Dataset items
● ● ● ● ● ● ●

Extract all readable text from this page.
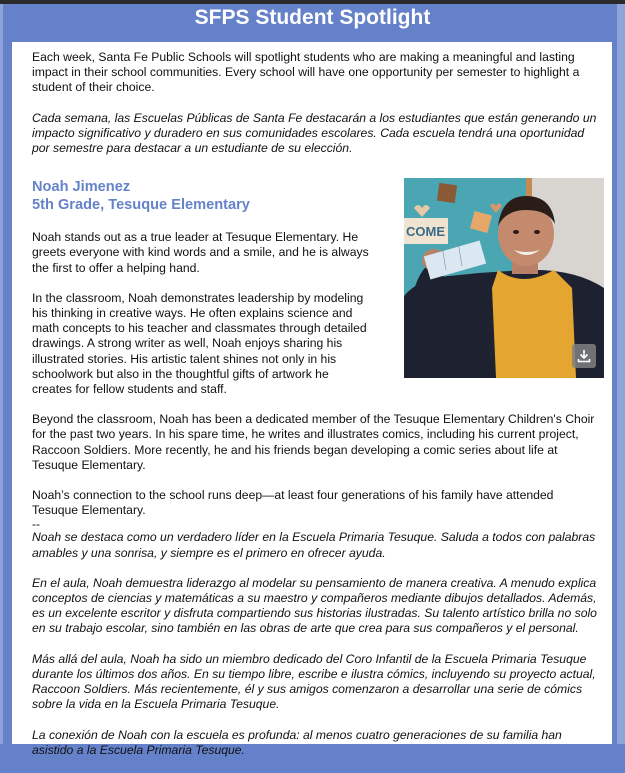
SFPS Student Spotlight

Each week, Santa Fe Public Schools will spotlight students who are making a meaningful and lasting impact in their school communities. Every school will have one opportunity per semester to highlight a student of their choice.

Cada semana, las Escuelas Públicas de Santa Fe destacarán a los estudiantes que están generando un impacto significativo y duradero en sus comunidades escolares. Cada escuela tendrá una oportunidad por semestre para destacar a un estudiante de su elección.

COME
Noah Jimenez
5th Grade, Tesuque Elementary

Noah stands out as a true leader at Tesuque Elementary. He greets everyone with kind words and a smile, and he is always the first to offer a helping hand.

In the classroom, Noah demonstrates leadership by modeling his thinking in creative ways. He often explains science and math concepts to his teacher and classmates through detailed drawings. A strong writer as well, Noah enjoys sharing his illustrated stories. His artistic talent shines not only in his schoolwork but also in the thoughtful gifts of artwork he creates for fellow students and staff.

Beyond the classroom, Noah has been a dedicated member of the Tesuque Elementary Children's Choir for the past two years. In his spare time, he writes and illustrates comics, including his current project, Raccoon Soldiers. More recently, he and his friends began developing a comic series about life at Tesuque Elementary.

Noah’s connection to the school runs deep—at least four generations of his family have attended Tesuque Elementary.

--

Noah se destaca como un verdadero líder en la Escuela Primaria Tesuque. Saluda a todos con palabras amables y una sonrisa, y siempre es el primero en ofrecer ayuda.

En el aula, Noah demuestra liderazgo al modelar su pensamiento de manera creativa. A menudo explica conceptos de ciencias y matemáticas a su maestro y compañeros mediante dibujos detallados. Además, es un excelente escritor y disfruta compartiendo sus historias ilustradas. Su talento artístico brilla no solo en su trabajo escolar, sino también en las obras de arte que crea para sus compañeros y el personal.

Más allá del aula, Noah ha sido un miembro dedicado del Coro Infantil de la Escuela Primaria Tesuque durante los últimos dos años. En su tiempo libre, escribe e ilustra cómics, incluyendo su proyecto actual, Raccoon Soldiers. Más recientemente, él y sus amigos comenzaron a desarrollar una serie de cómics sobre la vida en la Escuela Primaria Tesuque.

La conexión de Noah con la escuela es profunda: al menos cuatro generaciones de su familia han asistido a la Escuela Primaria Tesuque.
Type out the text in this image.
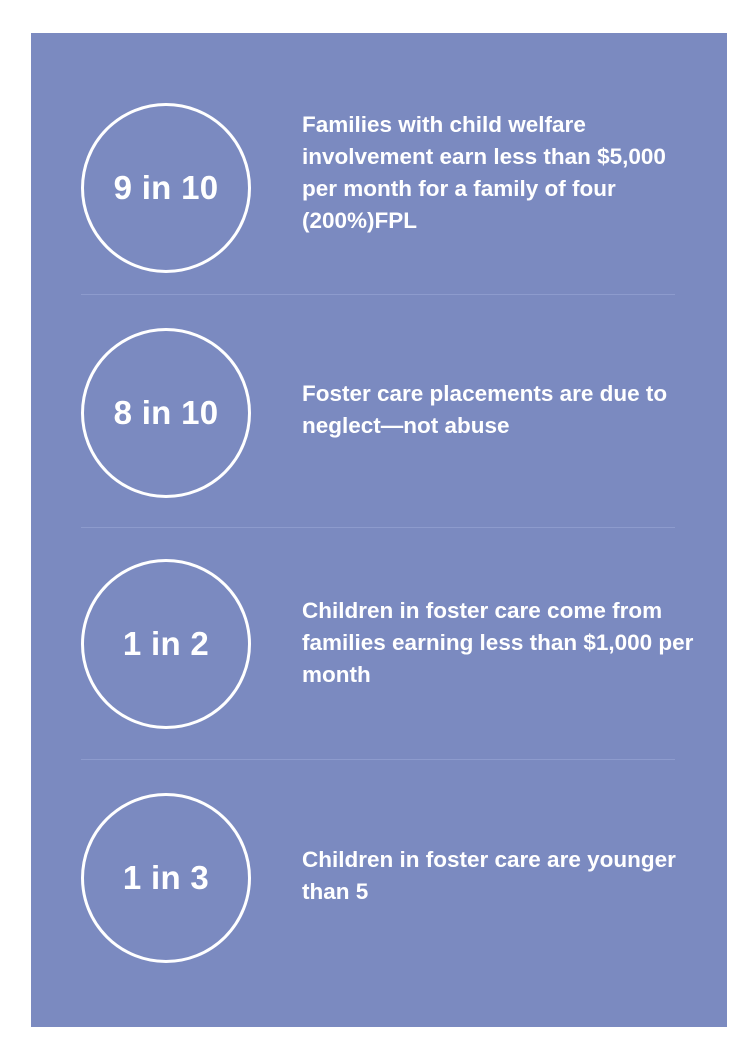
9 in 10
Families with child welfare involvement earn less than $5,000 per month for a family of four (200%)FPL
8 in 10
Foster care placements are due to neglect—not abuse
1 in 2
Children in foster care come from families earning less than $1,000 per month
1 in 3	Children in foster care are younger than 5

● ● ● ● ● ● ●

#### [What to produce]
Without the pictures, repeat the listing above exactly.

#### [The reply]
Extract all readable text from this page.
SFPS Student Spotlight

Each week, Santa Fe Public Schools will spotlight students who are making a meaningful and lasting impact in their school communities. Every school will have one opportunity per semester to highlight a student of their choice.

Cada semana, las Escuelas Públicas de Santa Fe destacarán a los estudiantes que están generando un impacto significativo y duradero en sus comunidades escolares. Cada escuela tendrá una oportunidad por semestre para destacar a un estudiante de su elección.

COME
Noah Jimenez
5th Grade, Tesuque Elementary

Noah stands out as a true leader at Tesuque Elementary. He greets everyone with kind words and a smile, and he is always the first to offer a helping hand.

In the classroom, Noah demonstrates leadership by modeling his thinking in creative ways. He often explains science and math concepts to his teacher and classmates through detailed drawings. A strong writer as well, Noah enjoys sharing his illustrated stories. His artistic talent shines not only in his schoolwork but also in the thoughtful gifts of artwork he creates for fellow students and staff.

Beyond the classroom, Noah has been a dedicated member of the Tesuque Elementary Children's Choir for the past two years. In his spare time, he writes and illustrates comics, including his current project, Raccoon Soldiers. More recently, he and his friends began developing a comic series about life at Tesuque Elementary.

Noah’s connection to the school runs deep—at least four generations of his family have attended Tesuque Elementary.

--

Noah se destaca como un verdadero líder en la Escuela Primaria Tesuque. Saluda a todos con palabras amables y una sonrisa, y siempre es el primero en ofrecer ayuda.

En el aula, Noah demuestra liderazgo al modelar su pensamiento de manera creativa. A menudo explica conceptos de ciencias y matemáticas a su maestro y compañeros mediante dibujos detallados. Además, es un excelente escritor y disfruta compartiendo sus historias ilustradas. Su talento artístico brilla no solo en su trabajo escolar, sino también en las obras de arte que crea para sus compañeros y el personal.

Más allá del aula, Noah ha sido un miembro dedicado del Coro Infantil de la Escuela Primaria Tesuque durante los últimos dos años. En su tiempo libre, escribe e ilustra cómics, incluyendo su proyecto actual, Raccoon Soldiers. Más recientemente, él y sus amigos comenzaron a desarrollar una serie de cómics sobre la vida en la Escuela Primaria Tesuque.

La conexión de Noah con la escuela es profunda: al menos cuatro generaciones de su familia han asistido a la Escuela Primaria Tesuque.
Type out the text in this image.
9 in 10
Families with child welfare involvement earn less than $5,000 per month for a family of four (200%)FPL
8 in 10
Foster care placements are due to neglect—not abuse
1 in 2
Children in foster care come from families earning less than $1,000 per month
1 in 3	Children in foster care are younger than 5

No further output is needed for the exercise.